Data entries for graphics
◇ ◇ ◇ ◇ ◇

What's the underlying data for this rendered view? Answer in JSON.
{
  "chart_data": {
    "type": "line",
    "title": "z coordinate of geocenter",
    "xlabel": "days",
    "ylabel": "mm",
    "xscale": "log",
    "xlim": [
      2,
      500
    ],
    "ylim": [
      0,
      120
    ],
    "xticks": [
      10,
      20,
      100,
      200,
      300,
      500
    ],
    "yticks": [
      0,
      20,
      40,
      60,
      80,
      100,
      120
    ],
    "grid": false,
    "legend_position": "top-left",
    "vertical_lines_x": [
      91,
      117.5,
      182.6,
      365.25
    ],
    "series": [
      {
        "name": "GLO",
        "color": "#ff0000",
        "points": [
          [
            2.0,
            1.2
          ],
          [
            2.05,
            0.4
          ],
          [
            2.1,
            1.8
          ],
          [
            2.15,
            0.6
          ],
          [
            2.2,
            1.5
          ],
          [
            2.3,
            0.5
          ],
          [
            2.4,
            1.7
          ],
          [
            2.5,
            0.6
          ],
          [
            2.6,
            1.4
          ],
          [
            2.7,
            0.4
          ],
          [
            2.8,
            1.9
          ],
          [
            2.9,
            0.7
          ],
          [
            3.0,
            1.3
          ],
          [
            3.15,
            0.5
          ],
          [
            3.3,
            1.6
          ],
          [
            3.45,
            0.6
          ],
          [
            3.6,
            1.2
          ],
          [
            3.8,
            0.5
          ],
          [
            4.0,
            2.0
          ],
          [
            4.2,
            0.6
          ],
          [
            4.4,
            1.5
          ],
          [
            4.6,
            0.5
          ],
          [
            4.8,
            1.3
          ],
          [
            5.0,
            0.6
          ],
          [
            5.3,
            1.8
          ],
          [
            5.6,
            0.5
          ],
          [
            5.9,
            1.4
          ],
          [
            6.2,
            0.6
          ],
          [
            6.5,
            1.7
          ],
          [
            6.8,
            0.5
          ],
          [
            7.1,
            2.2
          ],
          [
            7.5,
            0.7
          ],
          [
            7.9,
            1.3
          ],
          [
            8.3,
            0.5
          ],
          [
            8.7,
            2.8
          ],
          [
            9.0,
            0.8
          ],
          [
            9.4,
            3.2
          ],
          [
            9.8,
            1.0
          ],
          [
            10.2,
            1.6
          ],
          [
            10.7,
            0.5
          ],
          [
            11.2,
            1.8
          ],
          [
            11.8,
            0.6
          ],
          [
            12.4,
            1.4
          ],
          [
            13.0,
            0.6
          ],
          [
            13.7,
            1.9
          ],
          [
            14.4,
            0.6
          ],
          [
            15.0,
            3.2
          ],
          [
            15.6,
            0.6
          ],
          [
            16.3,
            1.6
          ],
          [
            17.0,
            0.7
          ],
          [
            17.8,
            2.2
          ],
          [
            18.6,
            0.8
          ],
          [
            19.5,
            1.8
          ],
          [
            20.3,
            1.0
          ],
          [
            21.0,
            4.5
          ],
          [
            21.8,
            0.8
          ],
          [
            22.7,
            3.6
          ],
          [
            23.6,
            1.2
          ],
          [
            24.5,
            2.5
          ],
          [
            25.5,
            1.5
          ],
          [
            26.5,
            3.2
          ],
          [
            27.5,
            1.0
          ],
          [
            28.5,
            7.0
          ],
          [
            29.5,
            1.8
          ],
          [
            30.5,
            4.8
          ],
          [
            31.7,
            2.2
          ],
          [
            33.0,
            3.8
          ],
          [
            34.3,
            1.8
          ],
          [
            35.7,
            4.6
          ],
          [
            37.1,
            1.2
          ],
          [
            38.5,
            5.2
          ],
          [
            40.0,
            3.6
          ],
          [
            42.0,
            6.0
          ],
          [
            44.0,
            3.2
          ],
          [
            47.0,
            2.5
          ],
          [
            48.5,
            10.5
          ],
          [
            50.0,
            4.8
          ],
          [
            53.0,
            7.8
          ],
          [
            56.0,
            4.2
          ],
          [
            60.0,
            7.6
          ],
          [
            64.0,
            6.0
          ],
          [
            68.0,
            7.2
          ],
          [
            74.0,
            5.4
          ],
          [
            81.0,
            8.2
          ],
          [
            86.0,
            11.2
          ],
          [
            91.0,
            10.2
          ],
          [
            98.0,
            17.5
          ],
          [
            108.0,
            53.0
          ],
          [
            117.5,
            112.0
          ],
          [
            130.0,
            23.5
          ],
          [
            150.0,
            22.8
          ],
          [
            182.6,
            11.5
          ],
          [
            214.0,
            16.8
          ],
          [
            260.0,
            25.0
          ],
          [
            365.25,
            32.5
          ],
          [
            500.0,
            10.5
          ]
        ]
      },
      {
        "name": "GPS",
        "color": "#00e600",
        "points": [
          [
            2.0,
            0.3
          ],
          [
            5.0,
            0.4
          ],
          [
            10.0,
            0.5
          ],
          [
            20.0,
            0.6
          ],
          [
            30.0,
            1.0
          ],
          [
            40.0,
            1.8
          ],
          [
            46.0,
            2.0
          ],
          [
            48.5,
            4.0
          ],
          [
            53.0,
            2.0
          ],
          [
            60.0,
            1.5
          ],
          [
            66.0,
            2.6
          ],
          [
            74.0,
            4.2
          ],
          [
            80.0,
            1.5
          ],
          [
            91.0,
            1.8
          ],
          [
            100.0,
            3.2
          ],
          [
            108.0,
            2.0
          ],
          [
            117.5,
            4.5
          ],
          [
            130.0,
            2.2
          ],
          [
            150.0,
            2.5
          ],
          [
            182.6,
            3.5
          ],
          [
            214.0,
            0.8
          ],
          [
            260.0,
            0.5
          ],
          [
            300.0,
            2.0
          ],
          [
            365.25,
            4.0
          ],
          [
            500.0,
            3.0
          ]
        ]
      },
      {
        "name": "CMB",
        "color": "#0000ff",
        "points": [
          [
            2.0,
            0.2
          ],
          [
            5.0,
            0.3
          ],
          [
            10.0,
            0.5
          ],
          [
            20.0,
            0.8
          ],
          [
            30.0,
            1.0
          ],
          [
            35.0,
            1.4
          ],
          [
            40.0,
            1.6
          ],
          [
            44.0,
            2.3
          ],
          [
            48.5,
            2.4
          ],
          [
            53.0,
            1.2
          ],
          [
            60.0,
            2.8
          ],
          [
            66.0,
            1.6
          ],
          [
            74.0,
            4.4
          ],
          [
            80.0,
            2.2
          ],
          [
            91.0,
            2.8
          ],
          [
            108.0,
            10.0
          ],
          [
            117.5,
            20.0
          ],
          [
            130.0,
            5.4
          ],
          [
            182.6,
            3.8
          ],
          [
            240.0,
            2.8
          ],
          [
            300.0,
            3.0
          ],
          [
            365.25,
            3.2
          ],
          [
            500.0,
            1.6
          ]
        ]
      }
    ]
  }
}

◇ ◇ ◇ ◇ ◇

PROBLEM DETAILS: Track down every line holding the string "color" and copy it.

COMPLETE OUTPUT:
        "color": "#ff0000",
        "color": "#00e600",
        "color": "#0000ff",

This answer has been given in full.